REQUIRED WORK:
In the records, from the line with "data-line (353, 206, 2252, 470)" through the end of the records, switch "data-point" to "plot-marker". Give only those lines again, with everything else left unchanged.

EXERCISE MATERIAL:
☆ ☆ ☆ ☆ ☆

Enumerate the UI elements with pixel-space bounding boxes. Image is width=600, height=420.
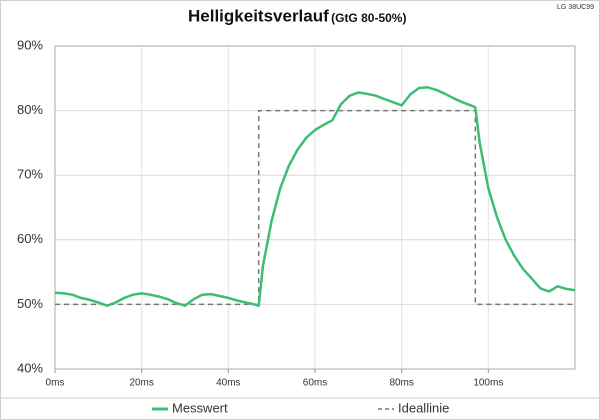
x-tick-label: 40ms (216, 378, 240, 389)
plot-frame (54, 45, 576, 370)
y-tick-label: 60% (17, 231, 43, 246)
watermark: LG 38UC99 (557, 4, 594, 11)
chart-subtitle: (GtG 80-50%) (331, 11, 406, 25)
x-tick-label: 0ms (46, 378, 65, 389)
y-tick-label: 40% (17, 360, 43, 375)
series-line (54, 86, 576, 307)
y-tick-label: 90% (17, 37, 43, 52)
legend-label: Messwert (172, 400, 228, 415)
chart-title: Helligkeitsverlauf (188, 6, 329, 25)
x-tick-label: 100ms (473, 378, 503, 389)
legend-label: Ideallinie (398, 400, 449, 415)
y-tick-label: 50% (17, 296, 43, 311)
x-tick-label: 20ms (129, 378, 153, 389)
x-tick-label: 60ms (303, 378, 327, 389)
y-tick-label: 70% (17, 167, 43, 182)
y-tick-label: 80% (17, 102, 43, 117)
x-tick-label: 80ms (389, 378, 413, 389)
series-line (55, 109, 575, 306)
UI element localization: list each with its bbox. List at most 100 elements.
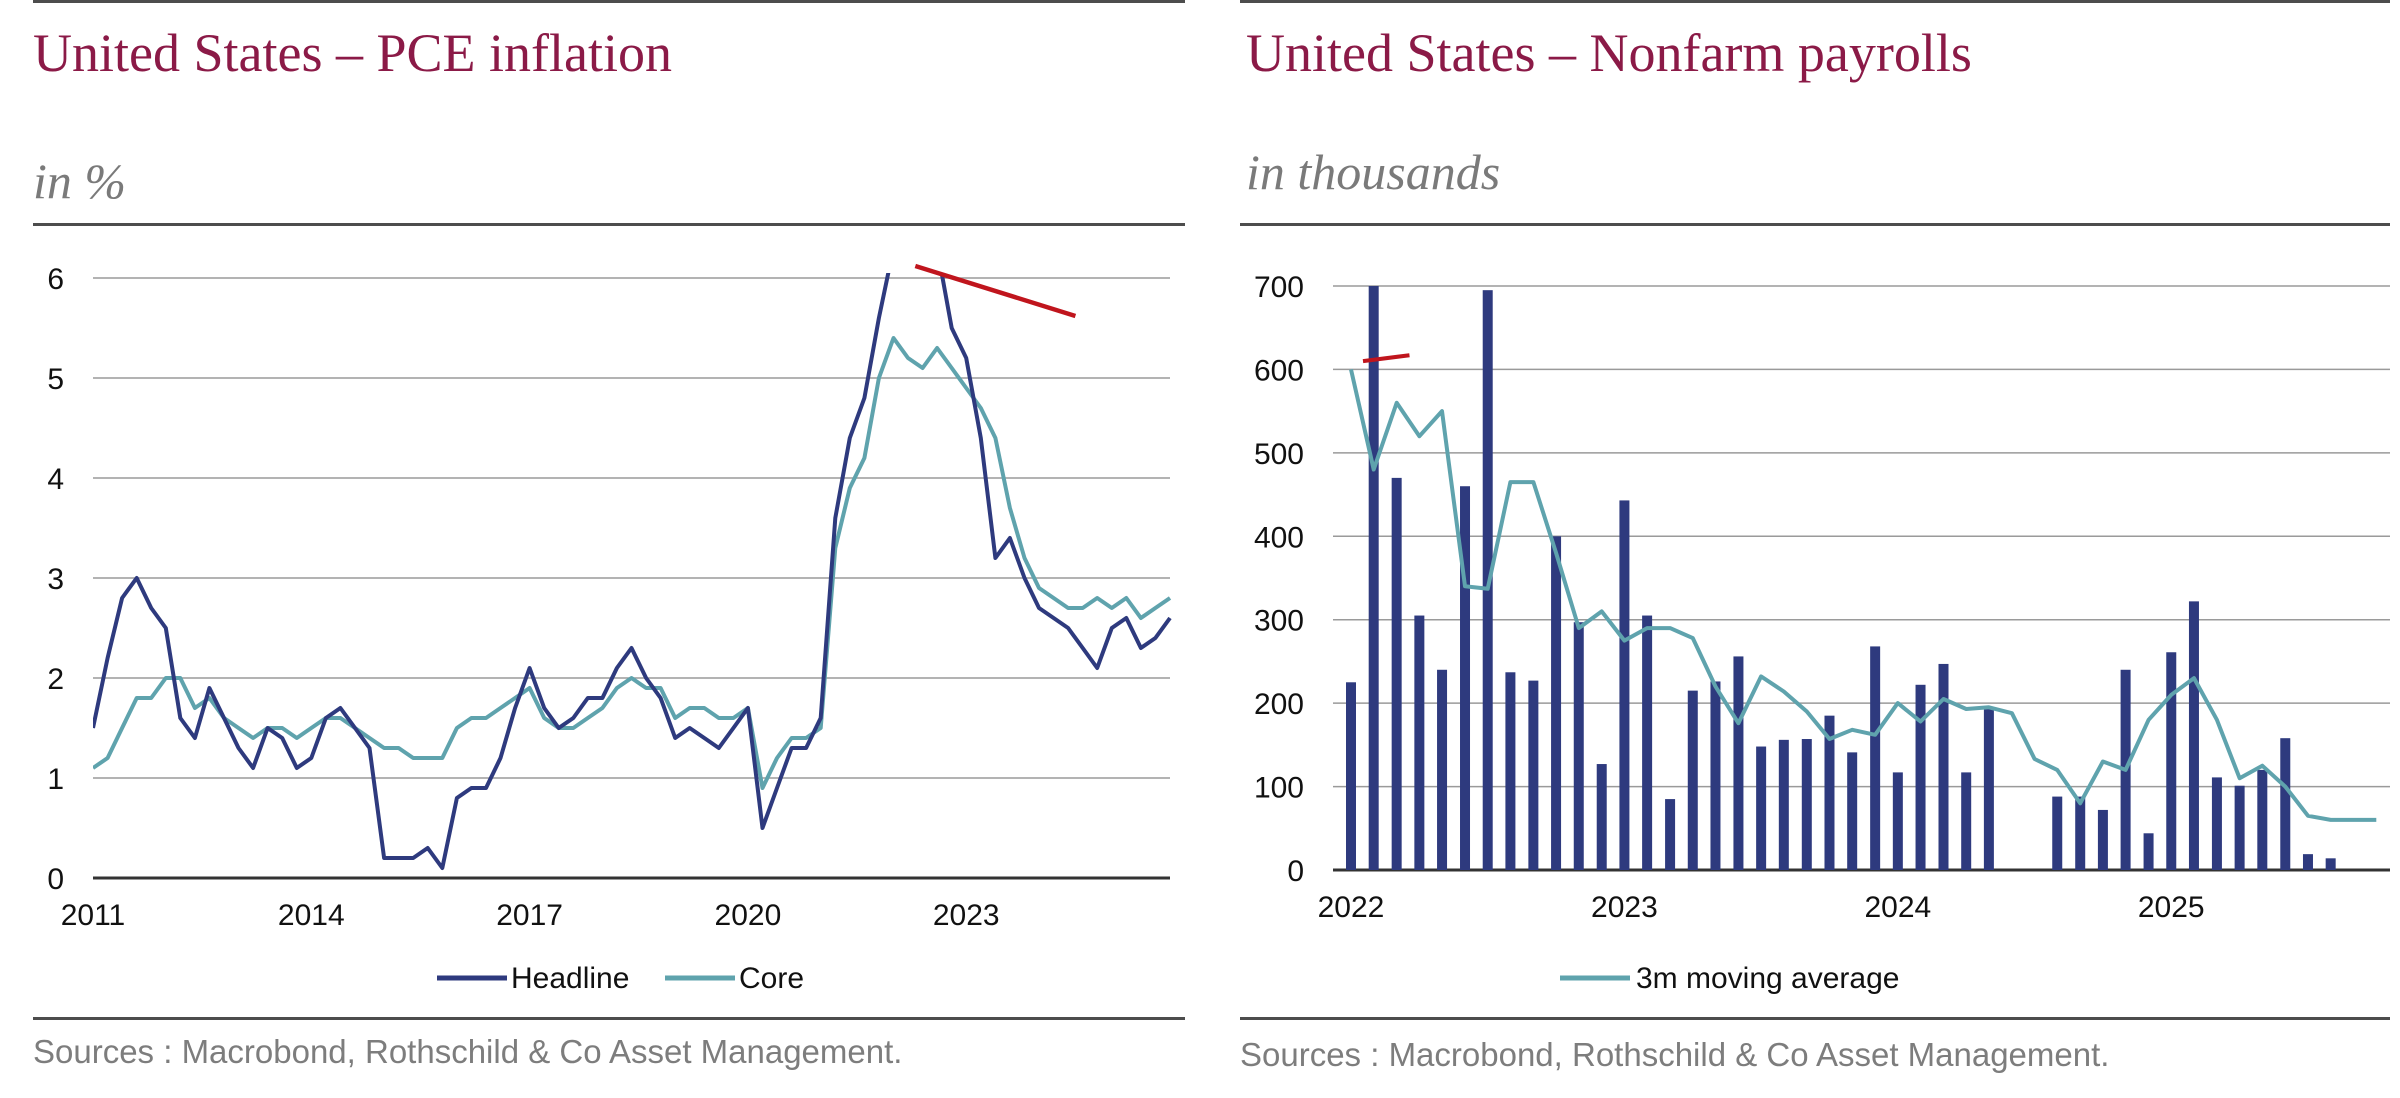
x-tick-label: 2024 <box>1864 891 1931 924</box>
source-note: Sources : Macrobond, Rothschild & Co Ass… <box>33 1033 903 1070</box>
chart-title: United States – Nonfarm payrolls <box>1246 23 1972 83</box>
payroll-bar <box>2097 809 2108 870</box>
y-tick-label: 600 <box>1254 354 1304 387</box>
y-tick-label: 2 <box>47 663 64 696</box>
payroll-bar <box>1983 708 1994 870</box>
bars <box>1346 286 2336 871</box>
y-tick-label: 700 <box>1254 271 1304 304</box>
x-tick-label: 2017 <box>496 899 563 932</box>
x-tick-label: 2014 <box>278 899 345 932</box>
y-tick-label: 5 <box>47 363 64 396</box>
pce-inflation-panel: United States – PCE inflation in % 0 1 2 3 4… <box>0 0 1185 1098</box>
trend-marker-line <box>914 263 1077 319</box>
x-tick-label: 2011 <box>61 899 126 932</box>
x-tick-label: 2025 <box>2138 891 2205 924</box>
top-rule <box>33 0 1185 3</box>
trend-marker-line <box>1362 353 1410 364</box>
pce-line-chart: 0 1 2 3 4 5 6 2011 2014 2017 2020 2023 Headline Cor… <box>47 263 1172 995</box>
header-rule <box>33 223 1185 226</box>
x-tick-label: 2020 <box>715 899 782 932</box>
payroll-bar <box>1346 682 1356 870</box>
x-tick-label: 2023 <box>1591 891 1658 924</box>
series-lines <box>1349 368 2377 822</box>
payroll-bar <box>2211 777 2222 870</box>
y-tick-label: 500 <box>1254 438 1304 471</box>
y-tick-label: 6 <box>47 263 64 296</box>
legend-label-3m-moving-average: 3m moving average <box>1636 962 1899 995</box>
top-rule <box>1240 0 2390 3</box>
series-line-headline <box>93 273 1172 870</box>
payroll-bar <box>1551 536 1562 870</box>
payroll-bar <box>2052 796 2063 870</box>
header-rule <box>1240 223 2390 226</box>
footer-rule <box>33 1017 1185 1020</box>
y-tick-label: 0 <box>1287 855 1304 888</box>
payroll-bar <box>1391 477 1402 870</box>
payroll-bar <box>1961 772 1972 870</box>
y-tick-label: 400 <box>1254 521 1304 554</box>
series-lines <box>93 273 1172 870</box>
payroll-bar <box>1892 772 1903 870</box>
payroll-bar <box>2234 785 2245 870</box>
payroll-bar <box>1733 656 1744 870</box>
series-line-core <box>93 336 1172 790</box>
payroll-bar <box>1619 500 1630 870</box>
payroll-bar <box>2188 601 2199 870</box>
payroll-bar <box>1778 739 1789 870</box>
payroll-bar <box>1596 764 1607 870</box>
annotations <box>914 263 1077 319</box>
payroll-bar <box>1368 286 1379 870</box>
payroll-bar <box>1665 799 1676 870</box>
payroll-bar <box>1756 746 1767 870</box>
y-axis-ticks: 0 1 2 3 4 5 6 <box>47 263 64 896</box>
y-tick-label: 1 <box>47 763 64 796</box>
footer-rule <box>1240 1017 2390 1020</box>
payroll-bar <box>1870 646 1881 870</box>
y-tick-label: 4 <box>47 463 64 496</box>
payroll-bar <box>1801 739 1812 870</box>
x-tick-label: 2022 <box>1318 891 1385 924</box>
payroll-bar <box>1414 615 1425 870</box>
y-axis-ticks: 0 100 200 300 400 500 600 700 <box>1254 271 1304 888</box>
payroll-bar <box>1915 684 1926 870</box>
chart-subtitle: in thousands <box>1246 144 1501 200</box>
payroll-bar <box>1573 622 1584 870</box>
payroll-bar <box>1687 690 1698 870</box>
payroll-bar <box>1938 663 1949 870</box>
payroll-bar <box>1710 681 1721 870</box>
payroll-bar <box>1824 715 1835 870</box>
x-axis-ticks: 2011 2014 2017 2020 2023 <box>61 899 1000 932</box>
legend-label-core: Core <box>739 962 804 995</box>
legend: 3m moving average <box>1560 962 1899 995</box>
series-line-3m-moving-average <box>1349 368 2377 822</box>
payroll-bar <box>2280 738 2291 870</box>
payroll-bar <box>2075 796 2086 870</box>
payroll-bar <box>2325 858 2336 870</box>
source-note: Sources : Macrobond, Rothschild & Co Ass… <box>1240 1036 2110 1073</box>
legend-label-headline: Headline <box>511 962 629 995</box>
legend: Headline Core <box>437 962 804 995</box>
y-tick-label: 300 <box>1254 605 1304 638</box>
grid-lines <box>93 277 1170 880</box>
annotations <box>1362 353 1410 364</box>
payroll-bar <box>1460 486 1471 870</box>
payroll-bar <box>1528 680 1539 870</box>
payroll-bar <box>1505 672 1516 870</box>
y-tick-label: 200 <box>1254 688 1304 721</box>
x-tick-label: 2023 <box>933 899 1000 932</box>
payroll-bar <box>1847 752 1858 870</box>
payroll-bar <box>1642 615 1653 870</box>
payroll-bar <box>1437 669 1448 870</box>
nonfarm-payrolls-panel: United States – Nonfarm payrolls in thou… <box>1240 0 2400 1098</box>
payroll-bar <box>2257 769 2268 870</box>
x-axis-ticks: 2022 2023 2024 2025 <box>1318 891 2205 924</box>
chart-title: United States – PCE inflation <box>33 23 672 83</box>
payroll-bar <box>2166 652 2177 870</box>
y-tick-label: 0 <box>47 863 64 896</box>
y-tick-label: 3 <box>47 563 64 596</box>
payroll-bar <box>2302 854 2313 870</box>
payroll-bar <box>2143 833 2154 870</box>
y-tick-label: 100 <box>1254 772 1304 805</box>
chart-subtitle: in % <box>33 153 127 209</box>
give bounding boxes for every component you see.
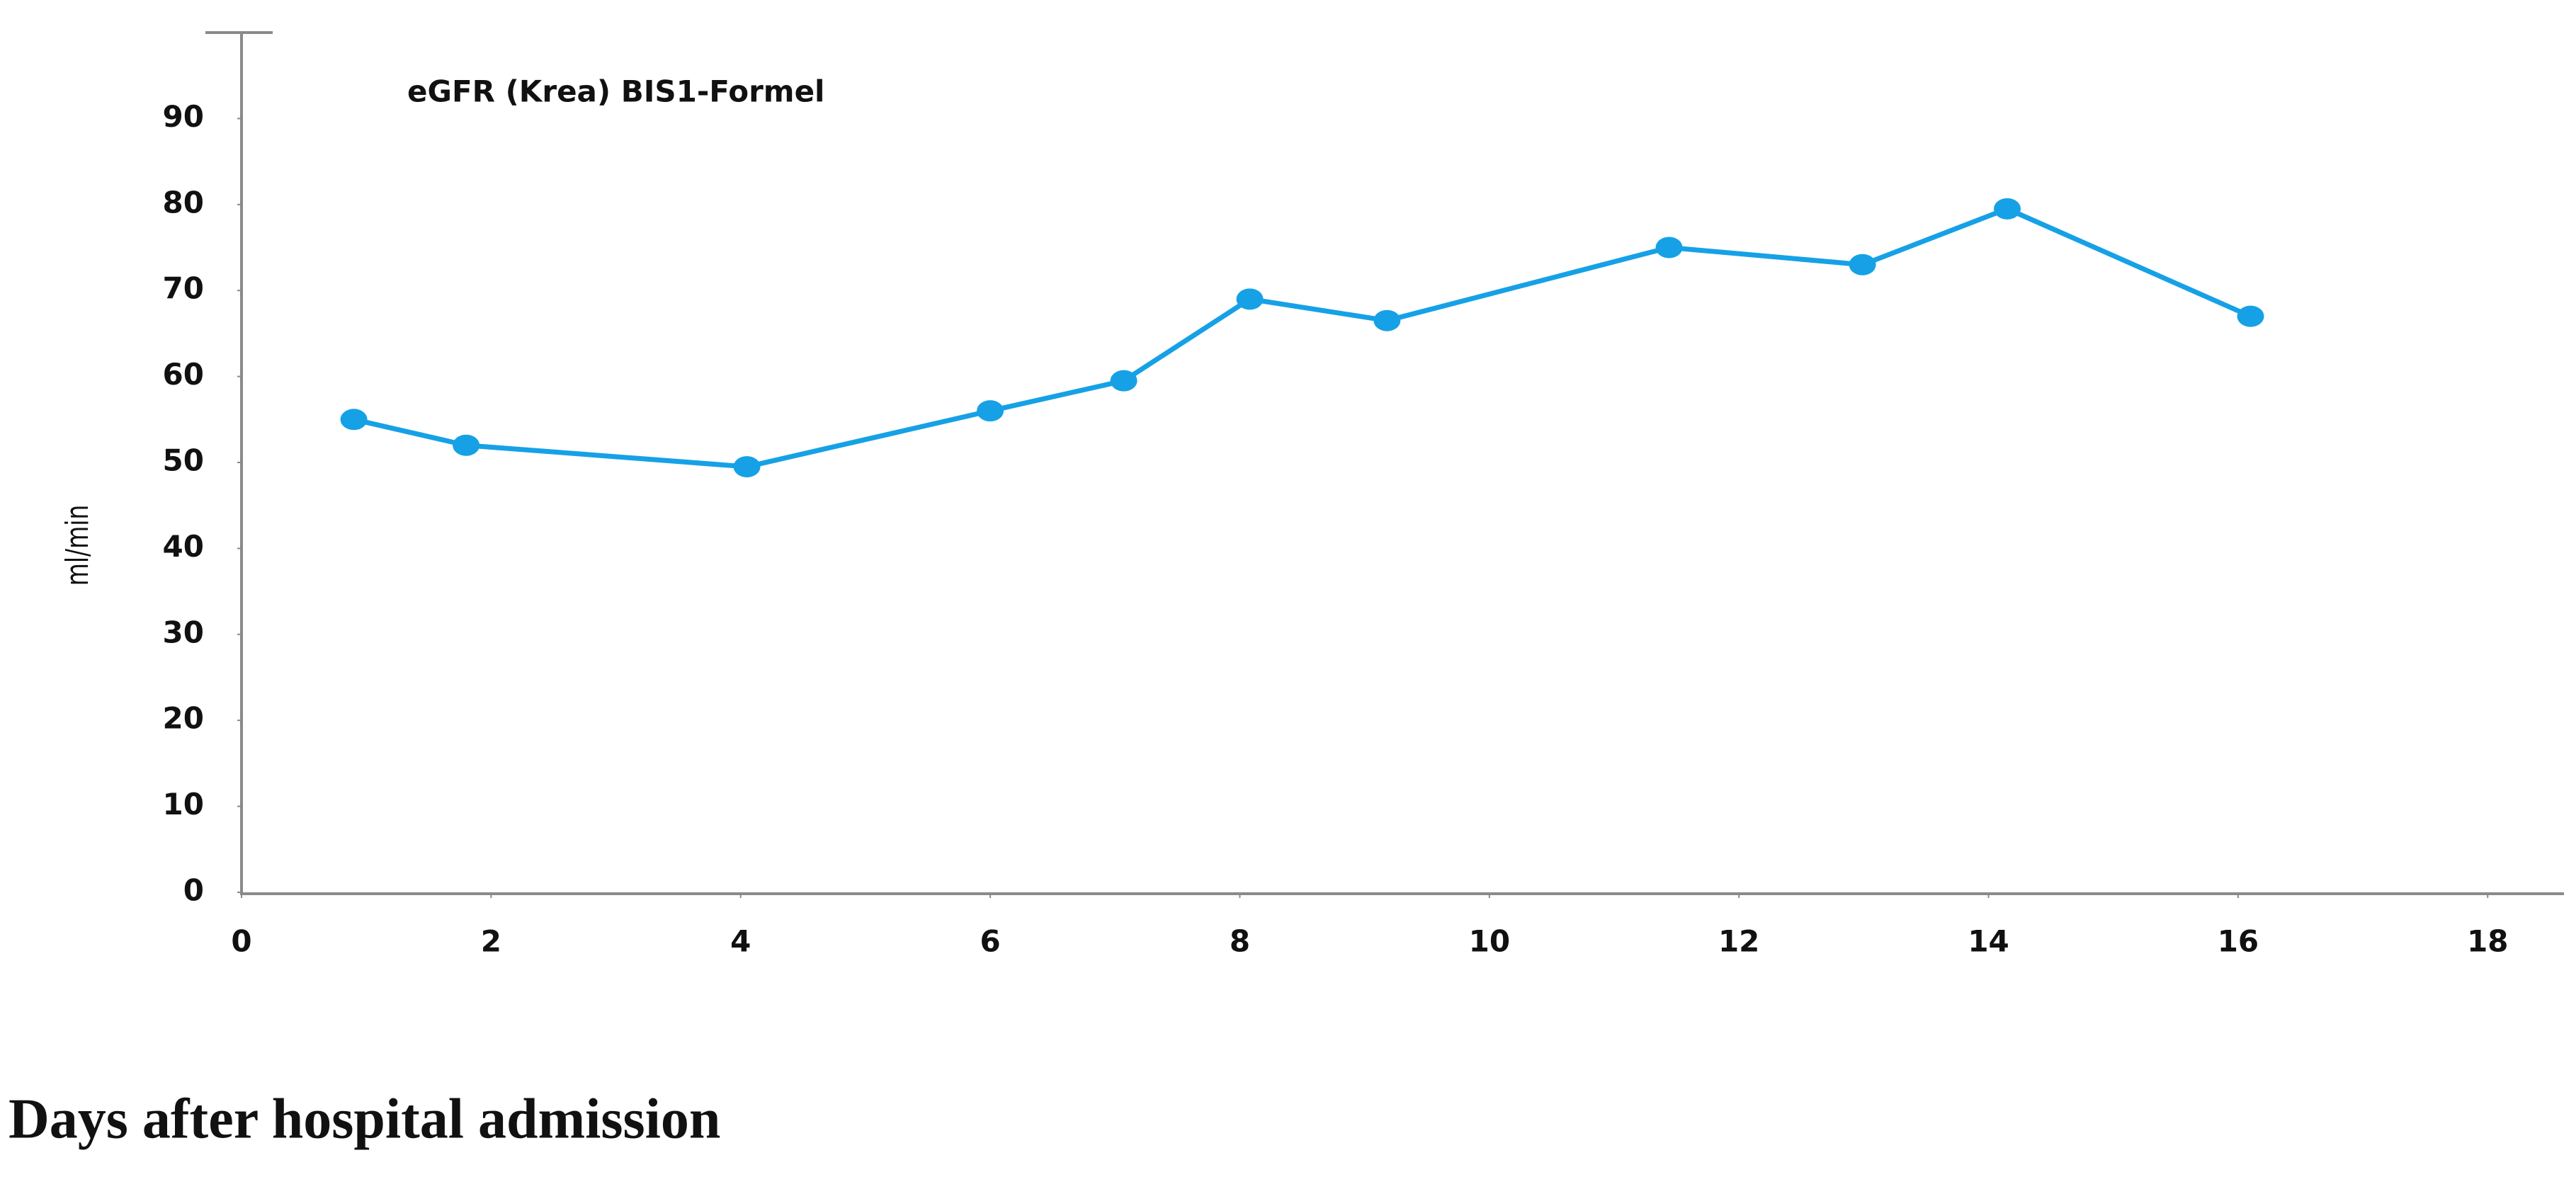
data-line (353, 206, 2252, 470)
y-tick-label: 70 (163, 271, 204, 306)
data-point (1655, 237, 1683, 258)
x-tick-label: 12 (1718, 924, 1759, 959)
x-tick-label: 10 (1469, 924, 1510, 959)
data-point (1373, 309, 1401, 331)
y-tick-label: 90 (163, 99, 204, 134)
y-axis-label: ml/min (59, 505, 96, 586)
y-tick-label: 80 (163, 185, 204, 220)
x-tick-label: 2 (481, 924, 501, 959)
x-axis-label: Days after hospital admission (8, 1088, 720, 1150)
y-tick-label: 30 (163, 615, 204, 649)
x-tick-label: 0 (231, 924, 251, 959)
x-tick-label: 14 (1968, 924, 2009, 959)
y-tick-label: 60 (163, 357, 204, 392)
x-tick-label: 8 (1230, 924, 1250, 959)
data-point (453, 434, 480, 456)
data-point (1849, 254, 1876, 275)
chart-title: eGFR (Krea) BIS1-Formel (407, 74, 824, 109)
y-tick-label: 10 (163, 787, 204, 821)
data-point (1110, 370, 1137, 392)
y-tick-label: 20 (163, 701, 204, 736)
data-point (2237, 305, 2264, 327)
y-tick-label: 0 (183, 873, 204, 908)
x-tick-label: 6 (980, 924, 1000, 959)
y-tick-label: 40 (163, 529, 204, 564)
data-point (1236, 288, 1264, 310)
data-point (733, 456, 761, 478)
x-tick-label: 16 (2218, 924, 2259, 959)
x-tick-label: 4 (730, 924, 751, 959)
data-point (977, 400, 1004, 422)
x-tick-label: 18 (2467, 924, 2508, 959)
data-point (340, 409, 368, 431)
y-tick-label: 50 (163, 443, 204, 478)
data-point (1993, 198, 2021, 220)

☆ ☆ ☆ ☆ ☆

FINISHED ANSWER:
data-line (353, 206, 2252, 470)
y-tick-label: 70 (163, 271, 204, 306)
plot-marker (1655, 237, 1683, 258)
x-tick-label: 12 (1718, 924, 1759, 959)
x-tick-label: 10 (1469, 924, 1510, 959)
plot-marker (1373, 309, 1401, 331)
y-tick-label: 90 (163, 99, 204, 134)
y-axis-label: ml/min (59, 505, 96, 586)
y-tick-label: 80 (163, 185, 204, 220)
x-tick-label: 2 (481, 924, 501, 959)
x-axis-label: Days after hospital admission (8, 1088, 720, 1150)
y-tick-label: 30 (163, 615, 204, 649)
x-tick-label: 0 (231, 924, 251, 959)
x-tick-label: 14 (1968, 924, 2009, 959)
y-tick-label: 60 (163, 357, 204, 392)
x-tick-label: 8 (1230, 924, 1250, 959)
plot-marker (453, 434, 480, 456)
plot-marker (1849, 254, 1876, 275)
chart-title: eGFR (Krea) BIS1-Formel (407, 74, 824, 109)
y-tick-label: 10 (163, 787, 204, 821)
plot-marker (1110, 370, 1137, 392)
y-tick-label: 20 (163, 701, 204, 736)
plot-marker (2237, 305, 2264, 327)
y-tick-label: 0 (183, 873, 204, 908)
x-tick-label: 6 (980, 924, 1000, 959)
y-tick-label: 40 (163, 529, 204, 564)
plot-marker (1236, 288, 1264, 310)
plot-marker (733, 456, 761, 478)
x-tick-label: 16 (2218, 924, 2259, 959)
x-tick-label: 4 (730, 924, 751, 959)
plot-marker (977, 400, 1004, 422)
x-tick-label: 18 (2467, 924, 2508, 959)
plot-marker (340, 409, 368, 431)
y-tick-label: 50 (163, 443, 204, 478)
plot-marker (1993, 198, 2021, 220)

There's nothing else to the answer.